---- WORKING DATA
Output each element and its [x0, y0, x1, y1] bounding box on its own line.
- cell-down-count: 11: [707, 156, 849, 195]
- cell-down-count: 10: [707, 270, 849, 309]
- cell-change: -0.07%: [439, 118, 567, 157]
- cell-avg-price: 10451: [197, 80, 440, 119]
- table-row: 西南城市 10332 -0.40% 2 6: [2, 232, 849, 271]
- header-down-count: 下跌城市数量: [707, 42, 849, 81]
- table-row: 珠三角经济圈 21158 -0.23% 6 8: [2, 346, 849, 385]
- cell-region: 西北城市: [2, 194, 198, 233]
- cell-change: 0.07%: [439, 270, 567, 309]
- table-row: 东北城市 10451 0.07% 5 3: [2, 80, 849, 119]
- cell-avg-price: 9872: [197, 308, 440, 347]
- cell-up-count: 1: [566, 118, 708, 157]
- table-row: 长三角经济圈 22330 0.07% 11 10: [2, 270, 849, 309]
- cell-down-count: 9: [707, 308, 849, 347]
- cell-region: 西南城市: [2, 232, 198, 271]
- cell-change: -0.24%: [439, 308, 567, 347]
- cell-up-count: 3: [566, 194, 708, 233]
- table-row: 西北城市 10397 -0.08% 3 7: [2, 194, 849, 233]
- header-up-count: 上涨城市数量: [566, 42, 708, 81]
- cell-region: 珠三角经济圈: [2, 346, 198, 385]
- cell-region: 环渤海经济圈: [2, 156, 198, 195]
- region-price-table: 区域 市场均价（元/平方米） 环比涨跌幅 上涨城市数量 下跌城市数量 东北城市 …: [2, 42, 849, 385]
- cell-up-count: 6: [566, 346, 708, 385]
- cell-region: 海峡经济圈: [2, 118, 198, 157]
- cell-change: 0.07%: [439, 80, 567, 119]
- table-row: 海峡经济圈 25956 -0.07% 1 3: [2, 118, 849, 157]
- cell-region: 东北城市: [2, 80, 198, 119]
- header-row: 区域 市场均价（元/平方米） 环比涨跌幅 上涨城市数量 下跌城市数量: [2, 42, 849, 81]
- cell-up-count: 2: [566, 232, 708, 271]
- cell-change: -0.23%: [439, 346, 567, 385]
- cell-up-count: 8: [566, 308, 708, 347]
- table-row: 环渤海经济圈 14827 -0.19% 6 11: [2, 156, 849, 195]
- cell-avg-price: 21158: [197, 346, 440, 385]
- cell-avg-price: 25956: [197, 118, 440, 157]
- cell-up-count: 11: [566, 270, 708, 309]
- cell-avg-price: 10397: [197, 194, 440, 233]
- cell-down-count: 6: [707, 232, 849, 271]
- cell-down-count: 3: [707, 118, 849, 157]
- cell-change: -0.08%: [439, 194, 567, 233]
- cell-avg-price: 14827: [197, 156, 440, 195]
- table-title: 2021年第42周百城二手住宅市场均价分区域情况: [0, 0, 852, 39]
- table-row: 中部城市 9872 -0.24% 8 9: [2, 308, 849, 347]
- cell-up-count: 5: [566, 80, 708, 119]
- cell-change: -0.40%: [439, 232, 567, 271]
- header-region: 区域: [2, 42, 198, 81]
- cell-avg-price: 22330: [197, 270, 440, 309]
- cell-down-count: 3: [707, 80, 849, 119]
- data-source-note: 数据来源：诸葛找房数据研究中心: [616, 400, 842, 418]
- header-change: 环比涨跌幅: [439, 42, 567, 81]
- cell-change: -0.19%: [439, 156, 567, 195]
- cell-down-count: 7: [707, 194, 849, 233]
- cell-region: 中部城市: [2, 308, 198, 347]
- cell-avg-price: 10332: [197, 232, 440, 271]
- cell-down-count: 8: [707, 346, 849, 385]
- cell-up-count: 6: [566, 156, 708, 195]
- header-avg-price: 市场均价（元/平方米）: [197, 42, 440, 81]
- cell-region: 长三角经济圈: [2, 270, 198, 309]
--------
Rewrite every line of the records, substituting "data-row" for each occurrence of "table-row" and leaving everything else as it is.

EXERCISE RESULT:
Output each element and its [x0, y0, x1, y1] bounding box on its own line.
- cell-down-count: 11: [707, 156, 849, 195]
- cell-down-count: 10: [707, 270, 849, 309]
- cell-change: -0.07%: [439, 118, 567, 157]
- cell-avg-price: 10451: [197, 80, 440, 119]
- data-row: 西南城市 10332 -0.40% 2 6: [2, 232, 849, 271]
- header-down-count: 下跌城市数量: [707, 42, 849, 81]
- data-row: 珠三角经济圈 21158 -0.23% 6 8: [2, 346, 849, 385]
- cell-region: 西北城市: [2, 194, 198, 233]
- cell-change: 0.07%: [439, 270, 567, 309]
- data-row: 东北城市 10451 0.07% 5 3: [2, 80, 849, 119]
- cell-avg-price: 9872: [197, 308, 440, 347]
- cell-up-count: 1: [566, 118, 708, 157]
- data-row: 长三角经济圈 22330 0.07% 11 10: [2, 270, 849, 309]
- cell-down-count: 9: [707, 308, 849, 347]
- cell-region: 西南城市: [2, 232, 198, 271]
- cell-change: -0.24%: [439, 308, 567, 347]
- cell-up-count: 3: [566, 194, 708, 233]
- data-row: 西北城市 10397 -0.08% 3 7: [2, 194, 849, 233]
- header-up-count: 上涨城市数量: [566, 42, 708, 81]
- cell-region: 珠三角经济圈: [2, 346, 198, 385]
- cell-region: 环渤海经济圈: [2, 156, 198, 195]
- region-price-table: 区域 市场均价（元/平方米） 环比涨跌幅 上涨城市数量 下跌城市数量 东北城市 …: [2, 42, 849, 385]
- cell-up-count: 6: [566, 346, 708, 385]
- cell-region: 海峡经济圈: [2, 118, 198, 157]
- cell-change: 0.07%: [439, 80, 567, 119]
- data-row: 海峡经济圈 25956 -0.07% 1 3: [2, 118, 849, 157]
- cell-region: 东北城市: [2, 80, 198, 119]
- header-row: 区域 市场均价（元/平方米） 环比涨跌幅 上涨城市数量 下跌城市数量: [2, 42, 849, 81]
- cell-up-count: 2: [566, 232, 708, 271]
- cell-change: -0.23%: [439, 346, 567, 385]
- cell-up-count: 8: [566, 308, 708, 347]
- data-row: 环渤海经济圈 14827 -0.19% 6 11: [2, 156, 849, 195]
- cell-avg-price: 21158: [197, 346, 440, 385]
- cell-avg-price: 25956: [197, 118, 440, 157]
- cell-up-count: 11: [566, 270, 708, 309]
- cell-avg-price: 10397: [197, 194, 440, 233]
- cell-down-count: 6: [707, 232, 849, 271]
- cell-down-count: 3: [707, 118, 849, 157]
- cell-change: -0.08%: [439, 194, 567, 233]
- cell-avg-price: 14827: [197, 156, 440, 195]
- table-title: 2021年第42周百城二手住宅市场均价分区域情况: [0, 0, 852, 39]
- data-row: 中部城市 9872 -0.24% 8 9: [2, 308, 849, 347]
- cell-up-count: 5: [566, 80, 708, 119]
- cell-change: -0.40%: [439, 232, 567, 271]
- header-region: 区域: [2, 42, 198, 81]
- cell-avg-price: 22330: [197, 270, 440, 309]
- cell-down-count: 3: [707, 80, 849, 119]
- data-source-note: 数据来源：诸葛找房数据研究中心: [616, 400, 842, 418]
- header-change: 环比涨跌幅: [439, 42, 567, 81]
- cell-change: -0.19%: [439, 156, 567, 195]
- cell-down-count: 7: [707, 194, 849, 233]
- cell-region: 中部城市: [2, 308, 198, 347]
- cell-avg-price: 10332: [197, 232, 440, 271]
- cell-down-count: 8: [707, 346, 849, 385]
- cell-up-count: 6: [566, 156, 708, 195]
- header-avg-price: 市场均价（元/平方米）: [197, 42, 440, 81]
- cell-region: 长三角经济圈: [2, 270, 198, 309]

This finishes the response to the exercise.